▸ **What you will do**
Pictures do not belong in your copy. Repeat all the other data exactly.

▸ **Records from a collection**
##########

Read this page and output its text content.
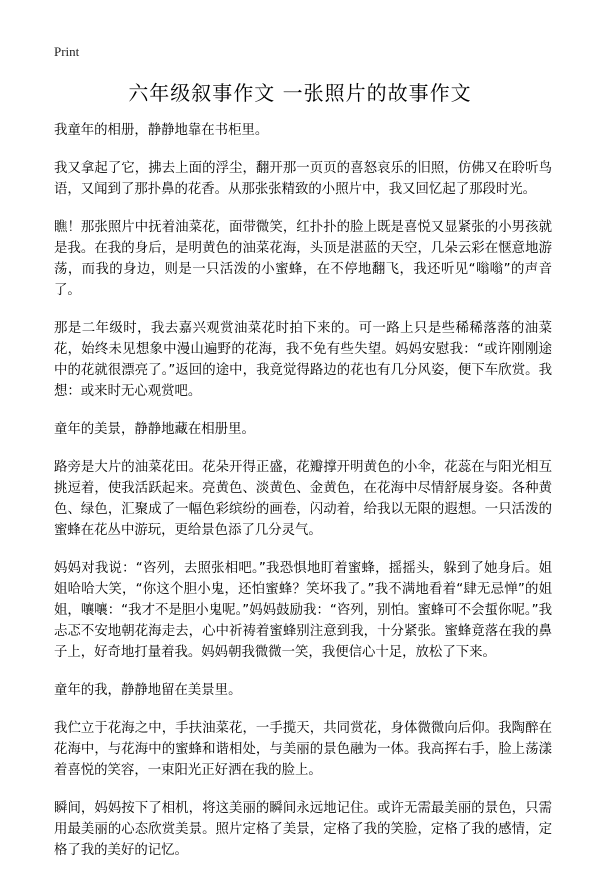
Print
六年级叙事作文 一张照片的故事作文

我童年的相册，静静地靠在书柜里。

我又拿起了它，拂去上面的浮尘，翻开那一页页的喜怒哀乐的旧照，仿佛又在聆听鸟语，又闻到了那扑鼻的花香。从那张张精致的小照片中，我又回忆起了那段时光。

瞧！那张照片中抚着油菜花，面带微笑，红扑扑的脸上既是喜悦又显紧张的小男孩就是我。在我的身后，是明黄色的油菜花海，头顶是湛蓝的天空，几朵云彩在惬意地游荡，而我的身边，则是一只活泼的小蜜蜂，在不停地翻飞，我还听见“嗡嗡”的声音了。

那是二年级时，我去嘉兴观赏油菜花时拍下来的。可一路上只是些稀稀落落的油菜花，始终未见想象中漫山遍野的花海，我不免有些失望。妈妈安慰我：“或许刚刚途中的花就很漂亮了。”返回的途中，我竟觉得路边的花也有几分风姿，便下车欣赏。我想：或来时无心观赏吧。

童年的美景，静静地藏在相册里。

路旁是大片的油菜花田。花朵开得正盛，花瓣撑开明黄色的小伞，花蕊在与阳光相互挑逗着，使我活跃起来。亮黄色、淡黄色、金黄色，在花海中尽情舒展身姿。各种黄色、绿色，汇聚成了一幅色彩缤纷的画卷，闪动着，给我以无限的遐想。一只活泼的蜜蜂在花丛中游玩，更给景色添了几分灵气。

妈妈对我说：“咨列，去照张相吧。”我恐惧地盯着蜜蜂，摇摇头，躲到了她身后。姐姐哈哈大笑，“你这个胆小鬼，还怕蜜蜂？笑坏我了。”我不满地看着“肆无忌惮”的姐姐，嚷嚷：“我才不是胆小鬼呢。”妈妈鼓励我：“咨列，别怕。蜜蜂可不会蜇你呢。”我忐忑不安地朝花海走去，心中祈祷着蜜蜂别注意到我，十分紧张。蜜蜂竟落在我的鼻子上，好奇地打量着我。妈妈朝我微微一笑，我便信心十足，放松了下来。

童年的我，静静地留在美景里。

我伫立于花海之中，手扶油菜花，一手揽天，共同赏花，身体微微向后仰。我陶醉在花海中，与花海中的蜜蜂和谐相处，与美丽的景色融为一体。我高挥右手，脸上荡漾着喜悦的笑容，一束阳光正好洒在我的脸上。

瞬间，妈妈按下了相机，将这美丽的瞬间永远地记住。或许无需最美丽的景色，只需用最美丽的心态欣赏美景。照片定格了美景，定格了我的笑脸，定格了我的感情，定格了我的美好的记忆。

##########

▸ **Response**
Read this page and output its text content.
Print
六年级叙事作文 一张照片的故事作文

我童年的相册，静静地靠在书柜里。

我又拿起了它，拂去上面的浮尘，翻开那一页页的喜怒哀乐的旧照，仿佛又在聆听鸟语，又闻到了那扑鼻的花香。从那张张精致的小照片中，我又回忆起了那段时光。

瞧！那张照片中抚着油菜花，面带微笑，红扑扑的脸上既是喜悦又显紧张的小男孩就是我。在我的身后，是明黄色的油菜花海，头顶是湛蓝的天空，几朵云彩在惬意地游荡，而我的身边，则是一只活泼的小蜜蜂，在不停地翻飞，我还听见“嗡嗡”的声音了。

那是二年级时，我去嘉兴观赏油菜花时拍下来的。可一路上只是些稀稀落落的油菜花，始终未见想象中漫山遍野的花海，我不免有些失望。妈妈安慰我：“或许刚刚途中的花就很漂亮了。”返回的途中，我竟觉得路边的花也有几分风姿，便下车欣赏。我想：或来时无心观赏吧。

童年的美景，静静地藏在相册里。

路旁是大片的油菜花田。花朵开得正盛，花瓣撑开明黄色的小伞，花蕊在与阳光相互挑逗着，使我活跃起来。亮黄色、淡黄色、金黄色，在花海中尽情舒展身姿。各种黄色、绿色，汇聚成了一幅色彩缤纷的画卷，闪动着，给我以无限的遐想。一只活泼的蜜蜂在花丛中游玩，更给景色添了几分灵气。

妈妈对我说：“咨列，去照张相吧。”我恐惧地盯着蜜蜂，摇摇头，躲到了她身后。姐姐哈哈大笑，“你这个胆小鬼，还怕蜜蜂？笑坏我了。”我不满地看着“肆无忌惮”的姐姐，嚷嚷：“我才不是胆小鬼呢。”妈妈鼓励我：“咨列，别怕。蜜蜂可不会蜇你呢。”我忐忑不安地朝花海走去，心中祈祷着蜜蜂别注意到我，十分紧张。蜜蜂竟落在我的鼻子上，好奇地打量着我。妈妈朝我微微一笑，我便信心十足，放松了下来。

童年的我，静静地留在美景里。

我伫立于花海之中，手扶油菜花，一手揽天，共同赏花，身体微微向后仰。我陶醉在花海中，与花海中的蜜蜂和谐相处，与美丽的景色融为一体。我高挥右手，脸上荡漾着喜悦的笑容，一束阳光正好洒在我的脸上。

瞬间，妈妈按下了相机，将这美丽的瞬间永远地记住。或许无需最美丽的景色，只需用最美丽的心态欣赏美景。照片定格了美景，定格了我的笑脸，定格了我的感情，定格了我的美好的记忆。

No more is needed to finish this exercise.